Records contained in a dataset
※

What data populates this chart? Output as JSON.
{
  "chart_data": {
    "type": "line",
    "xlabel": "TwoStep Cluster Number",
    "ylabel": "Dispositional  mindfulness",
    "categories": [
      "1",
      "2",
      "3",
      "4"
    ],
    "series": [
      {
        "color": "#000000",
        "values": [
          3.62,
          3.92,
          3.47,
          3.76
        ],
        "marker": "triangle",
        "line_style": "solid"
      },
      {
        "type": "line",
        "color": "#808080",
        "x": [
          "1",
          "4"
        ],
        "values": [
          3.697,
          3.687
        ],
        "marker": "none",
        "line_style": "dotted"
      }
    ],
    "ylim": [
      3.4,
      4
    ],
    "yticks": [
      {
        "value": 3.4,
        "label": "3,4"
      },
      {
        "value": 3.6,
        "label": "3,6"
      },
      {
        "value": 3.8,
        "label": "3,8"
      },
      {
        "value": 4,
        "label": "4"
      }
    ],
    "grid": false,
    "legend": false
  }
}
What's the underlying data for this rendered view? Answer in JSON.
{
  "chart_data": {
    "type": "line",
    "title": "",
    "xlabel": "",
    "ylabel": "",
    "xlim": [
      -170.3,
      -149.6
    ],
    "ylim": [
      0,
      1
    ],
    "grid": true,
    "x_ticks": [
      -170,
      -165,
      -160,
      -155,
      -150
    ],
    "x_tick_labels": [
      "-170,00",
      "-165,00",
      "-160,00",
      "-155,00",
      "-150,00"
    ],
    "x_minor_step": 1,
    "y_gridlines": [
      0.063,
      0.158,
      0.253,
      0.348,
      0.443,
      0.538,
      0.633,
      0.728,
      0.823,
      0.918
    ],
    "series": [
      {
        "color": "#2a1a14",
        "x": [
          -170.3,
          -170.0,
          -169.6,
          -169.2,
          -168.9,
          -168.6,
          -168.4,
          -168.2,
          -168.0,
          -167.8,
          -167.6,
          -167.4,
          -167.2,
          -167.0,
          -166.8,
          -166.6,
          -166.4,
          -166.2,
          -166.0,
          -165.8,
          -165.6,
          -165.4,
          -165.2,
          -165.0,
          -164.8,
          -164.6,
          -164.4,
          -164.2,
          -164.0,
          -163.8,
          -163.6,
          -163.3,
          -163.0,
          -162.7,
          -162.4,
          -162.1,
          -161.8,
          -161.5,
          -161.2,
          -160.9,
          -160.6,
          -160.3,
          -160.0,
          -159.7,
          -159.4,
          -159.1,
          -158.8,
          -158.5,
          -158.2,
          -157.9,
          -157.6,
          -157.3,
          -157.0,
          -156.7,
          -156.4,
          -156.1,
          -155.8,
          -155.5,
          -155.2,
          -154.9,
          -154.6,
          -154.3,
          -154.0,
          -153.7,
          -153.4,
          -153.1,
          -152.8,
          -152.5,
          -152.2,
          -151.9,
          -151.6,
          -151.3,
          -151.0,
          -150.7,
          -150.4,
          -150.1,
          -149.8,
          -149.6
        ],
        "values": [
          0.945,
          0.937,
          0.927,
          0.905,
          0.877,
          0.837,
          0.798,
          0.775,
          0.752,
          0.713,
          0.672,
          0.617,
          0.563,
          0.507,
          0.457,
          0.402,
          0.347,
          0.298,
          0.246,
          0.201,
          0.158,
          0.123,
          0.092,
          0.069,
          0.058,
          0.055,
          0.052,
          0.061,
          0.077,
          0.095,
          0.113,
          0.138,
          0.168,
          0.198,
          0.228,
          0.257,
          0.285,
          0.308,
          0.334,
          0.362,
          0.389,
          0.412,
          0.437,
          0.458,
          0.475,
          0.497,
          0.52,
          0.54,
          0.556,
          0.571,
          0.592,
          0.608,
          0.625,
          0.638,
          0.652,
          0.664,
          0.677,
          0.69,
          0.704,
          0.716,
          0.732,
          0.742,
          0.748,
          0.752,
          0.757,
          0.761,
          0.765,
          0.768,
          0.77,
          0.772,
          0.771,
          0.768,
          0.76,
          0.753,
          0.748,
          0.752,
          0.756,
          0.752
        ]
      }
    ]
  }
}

※

What the task asks:
Repeat every record exactly as written, please.

Final result:
What data populates this chart? Output as JSON.
{
  "chart_data": {
    "type": "line",
    "xlabel": "TwoStep Cluster Number",
    "ylabel": "Dispositional  mindfulness",
    "categories": [
      "1",
      "2",
      "3",
      "4"
    ],
    "series": [
      {
        "color": "#000000",
        "values": [
          3.62,
          3.92,
          3.47,
          3.76
        ],
        "marker": "triangle",
        "line_style": "solid"
      },
      {
        "type": "line",
        "color": "#808080",
        "x": [
          "1",
          "4"
        ],
        "values": [
          3.697,
          3.687
        ],
        "marker": "none",
        "line_style": "dotted"
      }
    ],
    "ylim": [
      3.4,
      4
    ],
    "yticks": [
      {
        "value": 3.4,
        "label": "3,4"
      },
      {
        "value": 3.6,
        "label": "3,6"
      },
      {
        "value": 3.8,
        "label": "3,8"
      },
      {
        "value": 4,
        "label": "4"
      }
    ],
    "grid": false,
    "legend": false
  }
}
What's the underlying data for this rendered view? Answer in JSON.
{
  "chart_data": {
    "type": "line",
    "title": "",
    "xlabel": "",
    "ylabel": "",
    "xlim": [
      -170.3,
      -149.6
    ],
    "ylim": [
      0,
      1
    ],
    "grid": true,
    "x_ticks": [
      -170,
      -165,
      -160,
      -155,
      -150
    ],
    "x_tick_labels": [
      "-170,00",
      "-165,00",
      "-160,00",
      "-155,00",
      "-150,00"
    ],
    "x_minor_step": 1,
    "y_gridlines": [
      0.063,
      0.158,
      0.253,
      0.348,
      0.443,
      0.538,
      0.633,
      0.728,
      0.823,
      0.918
    ],
    "series": [
      {
        "color": "#2a1a14",
        "x": [
          -170.3,
          -170.0,
          -169.6,
          -169.2,
          -168.9,
          -168.6,
          -168.4,
          -168.2,
          -168.0,
          -167.8,
          -167.6,
          -167.4,
          -167.2,
          -167.0,
          -166.8,
          -166.6,
          -166.4,
          -166.2,
          -166.0,
          -165.8,
          -165.6,
          -165.4,
          -165.2,
          -165.0,
          -164.8,
          -164.6,
          -164.4,
          -164.2,
          -164.0,
          -163.8,
          -163.6,
          -163.3,
          -163.0,
          -162.7,
          -162.4,
          -162.1,
          -161.8,
          -161.5,
          -161.2,
          -160.9,
          -160.6,
          -160.3,
          -160.0,
          -159.7,
          -159.4,
          -159.1,
          -158.8,
          -158.5,
          -158.2,
          -157.9,
          -157.6,
          -157.3,
          -157.0,
          -156.7,
          -156.4,
          -156.1,
          -155.8,
          -155.5,
          -155.2,
          -154.9,
          -154.6,
          -154.3,
          -154.0,
          -153.7,
          -153.4,
          -153.1,
          -152.8,
          -152.5,
          -152.2,
          -151.9,
          -151.6,
          -151.3,
          -151.0,
          -150.7,
          -150.4,
          -150.1,
          -149.8,
          -149.6
        ],
        "values": [
          0.945,
          0.937,
          0.927,
          0.905,
          0.877,
          0.837,
          0.798,
          0.775,
          0.752,
          0.713,
          0.672,
          0.617,
          0.563,
          0.507,
          0.457,
          0.402,
          0.347,
          0.298,
          0.246,
          0.201,
          0.158,
          0.123,
          0.092,
          0.069,
          0.058,
          0.055,
          0.052,
          0.061,
          0.077,
          0.095,
          0.113,
          0.138,
          0.168,
          0.198,
          0.228,
          0.257,
          0.285,
          0.308,
          0.334,
          0.362,
          0.389,
          0.412,
          0.437,
          0.458,
          0.475,
          0.497,
          0.52,
          0.54,
          0.556,
          0.571,
          0.592,
          0.608,
          0.625,
          0.638,
          0.652,
          0.664,
          0.677,
          0.69,
          0.704,
          0.716,
          0.732,
          0.742,
          0.748,
          0.752,
          0.757,
          0.761,
          0.765,
          0.768,
          0.77,
          0.772,
          0.771,
          0.768,
          0.76,
          0.753,
          0.748,
          0.752,
          0.756,
          0.752
        ]
      }
    ]
  }
}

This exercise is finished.